## Set task:
Extract, from the listing that follows, each line containing the word "content".
>> start Data extract
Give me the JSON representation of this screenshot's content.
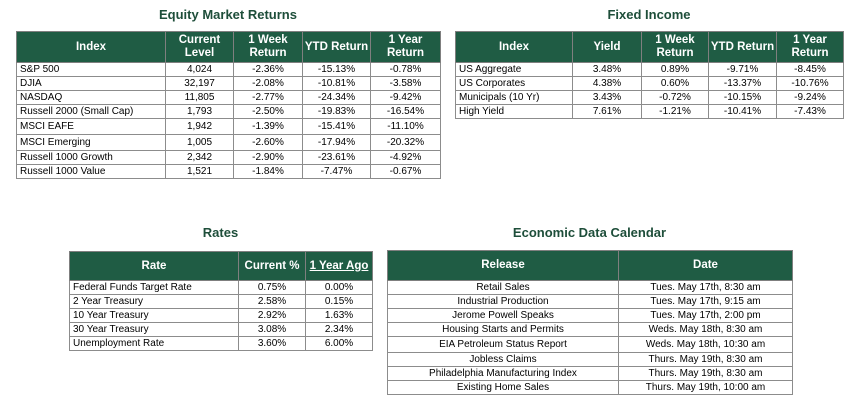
{
  "equity": {
    "title": "Equity Market Returns",
    "headers": [
      "Index",
      "Current Level",
      "1 Week Return",
      "YTD Return",
      "1 Year Return"
    ],
    "rows": [
      [
        "S&P 500",
        "4,024",
        "-2.36%",
        "-15.13%",
        "-0.78%"
      ],
      [
        "DJIA",
        "32,197",
        "-2.08%",
        "-10.81%",
        "-3.58%"
      ],
      [
        "NASDAQ",
        "11,805",
        "-2.77%",
        "-24.34%",
        "-9.42%"
      ],
      [
        "Russell 2000 (Small Cap)",
        "1,793",
        "-2.50%",
        "-19.83%",
        "-16.54%"
      ],
      [
        "MSCI EAFE",
        "1,942",
        "-1.39%",
        "-15.41%",
        "-11.10%"
      ],
      [
        "MSCI Emerging",
        "1,005",
        "-2.60%",
        "-17.94%",
        "-20.32%"
      ],
      [
        "Russell 1000 Growth",
        "2,342",
        "-2.90%",
        "-23.61%",
        "-4.92%"
      ],
      [
        "Russell 1000 Value",
        "1,521",
        "-1.84%",
        "-7.47%",
        "-0.67%"
      ]
    ]
  },
  "fixed_income": {
    "title": "Fixed Income",
    "headers": [
      "Index",
      "Yield",
      "1 Week Return",
      "YTD Return",
      "1 Year Return"
    ],
    "rows": [
      [
        "US Aggregate",
        "3.48%",
        "0.89%",
        "-9.71%",
        "-8.45%"
      ],
      [
        "US Corporates",
        "4.38%",
        "0.60%",
        "-13.37%",
        "-10.76%"
      ],
      [
        "Municipals (10 Yr)",
        "3.43%",
        "-0.72%",
        "-10.15%",
        "-9.24%"
      ],
      [
        "High Yield",
        "7.61%",
        "-1.21%",
        "-10.41%",
        "-7.43%"
      ]
    ]
  },
  "rates": {
    "title": "Rates",
    "headers": [
      "Rate",
      "Current %",
      "1 Year Ago"
    ],
    "rows": [
      [
        "Federal Funds Target Rate",
        "0.75%",
        "0.00%"
      ],
      [
        "2 Year Treasury",
        "2.58%",
        "0.15%"
      ],
      [
        "10 Year Treasury",
        "2.92%",
        "1.63%"
      ],
      [
        "30 Year Treasury",
        "3.08%",
        "2.34%"
      ],
      [
        "Unemployment Rate",
        "3.60%",
        "6.00%"
      ]
    ]
  },
  "economic_calendar": {
    "title": "Economic Data Calendar",
    "headers": [
      "Release",
      "Date"
    ],
    "rows": [
      [
        "Retail Sales",
        "Tues. May 17th, 8:30 am"
      ],
      [
        "Industrial Production",
        "Tues. May 17th, 9:15 am"
      ],
      [
        "Jerome Powell Speaks",
        "Tues. May 17th, 2:00 pm"
      ],
      [
        "Housing Starts and Permits",
        "Weds. May 18th, 8:30 am"
      ],
      [
        "EIA Petroleum Status Report",
        "Weds. May 18th, 10:30 am"
      ],
      [
        "Jobless Claims",
        "Thurs. May 19th, 8:30 am"
      ],
      [
        "Philadelphia Manufacturing Index",
        "Thurs. May 19th, 8:30 am"
      ],
      [
        "Existing Home Sales",
        "Thurs. May 19th, 10:00 am"
      ]
    ]
  },
  "colors": {
    "header_bg": "#1f5c44",
    "title_text": "#1e4e3a"
  }
}
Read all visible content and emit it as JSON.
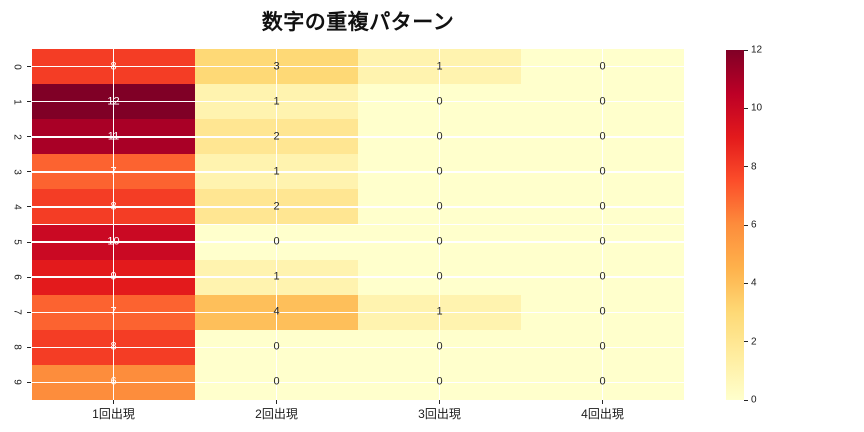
{
  "chart_data": {
    "type": "heatmap",
    "title": "数字の重複パターン",
    "x_tick_labels": [
      "1回出現",
      "2回出現",
      "3回出現",
      "4回出現"
    ],
    "y_tick_labels": [
      "0",
      "1",
      "2",
      "3",
      "4",
      "5",
      "6",
      "7",
      "8",
      "9"
    ],
    "values": [
      [
        8,
        3,
        1,
        0
      ],
      [
        12,
        1,
        0,
        0
      ],
      [
        11,
        2,
        0,
        0
      ],
      [
        7,
        1,
        0,
        0
      ],
      [
        8,
        2,
        0,
        0
      ],
      [
        10,
        0,
        0,
        0
      ],
      [
        9,
        1,
        0,
        0
      ],
      [
        7,
        4,
        1,
        0
      ],
      [
        8,
        0,
        0,
        0
      ],
      [
        6,
        0,
        0,
        0
      ]
    ],
    "vmin": 0,
    "vmax": 12,
    "colorbar_ticks": [
      0,
      2,
      4,
      6,
      8,
      10,
      12
    ],
    "colormap": {
      "name": "YlOrRd",
      "stops": [
        "#ffffcc",
        "#ffeda0",
        "#fed976",
        "#feb24c",
        "#fd8d3c",
        "#fc4e2a",
        "#e31a1c",
        "#bd0026",
        "#800026"
      ]
    },
    "style": {
      "background": "#ffffff",
      "grid_color": "#ffffff",
      "tick_color": "#262626",
      "annot_dark": "#262626",
      "annot_light": "#ffffff"
    },
    "legend_position": "right-colorbar",
    "grid": "on"
  }
}
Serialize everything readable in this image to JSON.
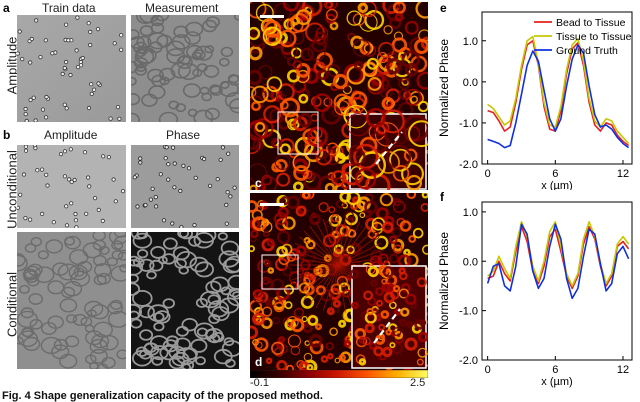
{
  "panel_a": {
    "letter": "a",
    "col1": "Train data",
    "col2": "Measurement",
    "row_label": "Amplitude"
  },
  "panel_b": {
    "letter": "b",
    "col1": "Amplitude",
    "col2": "Phase",
    "row1_label": "Unconditional",
    "row2_label": "Conditional"
  },
  "panel_c_label": "c",
  "panel_d_label": "d",
  "colorbar": {
    "min_label": "-0.1",
    "max_label": "2.5",
    "colors": [
      "#000000",
      "#3a0000",
      "#8b0000",
      "#d01a00",
      "#ff5a00",
      "#ffb000",
      "#ffff60"
    ]
  },
  "chart_data": [
    {
      "panel": "e",
      "type": "line",
      "xlabel": "x (µm)",
      "ylabel": "Normalized Phase",
      "xlim": [
        -0.5,
        12.8
      ],
      "ylim": [
        -2.0,
        1.7
      ],
      "xticks": [
        0,
        6,
        12
      ],
      "yticks": [
        1.0,
        0.0,
        -1.0,
        -2.0
      ],
      "ytick_labels": [
        "1.0",
        "0.0",
        "-1.0",
        "-2.0"
      ],
      "legend_loc": "top-right",
      "series": [
        {
          "name": "Bead to Tissue",
          "color": "#e82020",
          "x": [
            0,
            0.5,
            1,
            1.5,
            2,
            2.5,
            3,
            3.5,
            4,
            4.5,
            5,
            5.5,
            6,
            6.5,
            7,
            7.5,
            8,
            8.5,
            9,
            9.5,
            10,
            10.5,
            11,
            11.5,
            12,
            12.5
          ],
          "y": [
            -0.7,
            -0.75,
            -0.95,
            -1.2,
            -1.1,
            -0.5,
            0.3,
            0.9,
            1.0,
            0.4,
            -0.6,
            -1.15,
            -1.2,
            -0.7,
            0.2,
            0.8,
            0.95,
            0.4,
            -0.5,
            -1.05,
            -1.2,
            -1.0,
            -1.05,
            -1.3,
            -1.45,
            -1.55
          ]
        },
        {
          "name": "Tissue to Tissue",
          "color": "#c8c800",
          "x": [
            0,
            0.5,
            1,
            1.5,
            2,
            2.5,
            3,
            3.5,
            4,
            4.5,
            5,
            5.5,
            6,
            6.5,
            7,
            7.5,
            8,
            8.5,
            9,
            9.5,
            10,
            10.5,
            11,
            11.5,
            12,
            12.5
          ],
          "y": [
            -0.55,
            -0.65,
            -0.85,
            -1.05,
            -0.95,
            -0.4,
            0.4,
            1.0,
            1.1,
            0.45,
            -0.5,
            -1.05,
            -1.1,
            -0.6,
            0.3,
            0.9,
            1.05,
            0.5,
            -0.4,
            -0.95,
            -1.1,
            -0.9,
            -0.95,
            -1.2,
            -1.35,
            -1.5
          ]
        },
        {
          "name": "Ground Truth",
          "color": "#1030e0",
          "x": [
            0,
            0.5,
            1,
            1.5,
            2,
            2.5,
            3,
            3.5,
            4,
            4.5,
            5,
            5.5,
            6,
            6.5,
            7,
            7.5,
            8,
            8.5,
            9,
            9.5,
            10,
            10.5,
            11,
            11.5,
            12,
            12.5
          ],
          "y": [
            -1.4,
            -1.45,
            -1.5,
            -1.6,
            -1.55,
            -1.0,
            -0.3,
            0.4,
            0.75,
            0.5,
            -0.2,
            -0.9,
            -1.2,
            -0.9,
            -0.1,
            0.55,
            0.9,
            0.7,
            -0.1,
            -0.8,
            -1.1,
            -1.05,
            -1.15,
            -1.35,
            -1.5,
            -1.6
          ]
        }
      ]
    },
    {
      "panel": "f",
      "type": "line",
      "xlabel": "x (µm)",
      "ylabel": "Normalized Phase",
      "xlim": [
        -0.5,
        12.8
      ],
      "ylim": [
        -2.0,
        1.2
      ],
      "xticks": [
        0,
        6,
        12
      ],
      "yticks": [
        1.0,
        0.0,
        -1.0,
        -2.0
      ],
      "ytick_labels": [
        "1.0",
        "0.0",
        "-1.0",
        "-2.0"
      ],
      "series": [
        {
          "name": "Bead to Tissue",
          "color": "#e82020",
          "x": [
            0,
            0.5,
            1,
            1.5,
            2,
            2.5,
            3,
            3.5,
            4,
            4.5,
            5,
            5.5,
            6,
            6.5,
            7,
            7.5,
            8,
            8.5,
            9,
            9.5,
            10,
            10.5,
            11,
            11.5,
            12,
            12.5
          ],
          "y": [
            -0.35,
            -0.3,
            0.0,
            -0.25,
            -0.4,
            0.2,
            0.7,
            0.4,
            -0.2,
            -0.45,
            -0.1,
            0.5,
            0.65,
            0.2,
            -0.3,
            -0.55,
            -0.3,
            0.35,
            0.7,
            0.45,
            -0.1,
            -0.5,
            -0.3,
            0.3,
            0.4,
            0.25
          ]
        },
        {
          "name": "Tissue to Tissue",
          "color": "#c8c800",
          "x": [
            0,
            0.5,
            1,
            1.5,
            2,
            2.5,
            3,
            3.5,
            4,
            4.5,
            5,
            5.5,
            6,
            6.5,
            7,
            7.5,
            8,
            8.5,
            9,
            9.5,
            10,
            10.5,
            11,
            11.5,
            12,
            12.5
          ],
          "y": [
            -0.3,
            -0.2,
            0.1,
            -0.15,
            -0.35,
            0.3,
            0.8,
            0.5,
            -0.1,
            -0.4,
            0.0,
            0.6,
            0.8,
            0.3,
            -0.25,
            -0.5,
            -0.25,
            0.45,
            0.8,
            0.5,
            -0.05,
            -0.45,
            -0.25,
            0.35,
            0.5,
            0.35
          ]
        },
        {
          "name": "Ground Truth",
          "color": "#1030e0",
          "x": [
            0,
            0.5,
            1,
            1.5,
            2,
            2.5,
            3,
            3.5,
            4,
            4.5,
            5,
            5.5,
            6,
            6.5,
            7,
            7.5,
            8,
            8.5,
            9,
            9.5,
            10,
            10.5,
            11,
            11.5,
            12,
            12.5
          ],
          "y": [
            -0.45,
            -0.1,
            -0.05,
            -0.5,
            -0.6,
            -0.1,
            0.75,
            0.55,
            -0.2,
            -0.55,
            -0.35,
            0.3,
            0.75,
            0.45,
            -0.35,
            -0.75,
            -0.55,
            0.1,
            0.65,
            0.55,
            -0.05,
            -0.6,
            -0.45,
            0.15,
            0.3,
            0.05
          ]
        }
      ]
    }
  ],
  "caption_fragment": "Fig. 4 Shape generalization capacity of the proposed method."
}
>> end Data extract
## Answer to this exercise:
Give me the JSON representation of this screenshot's content.
Read all visible content and emit it as JSON.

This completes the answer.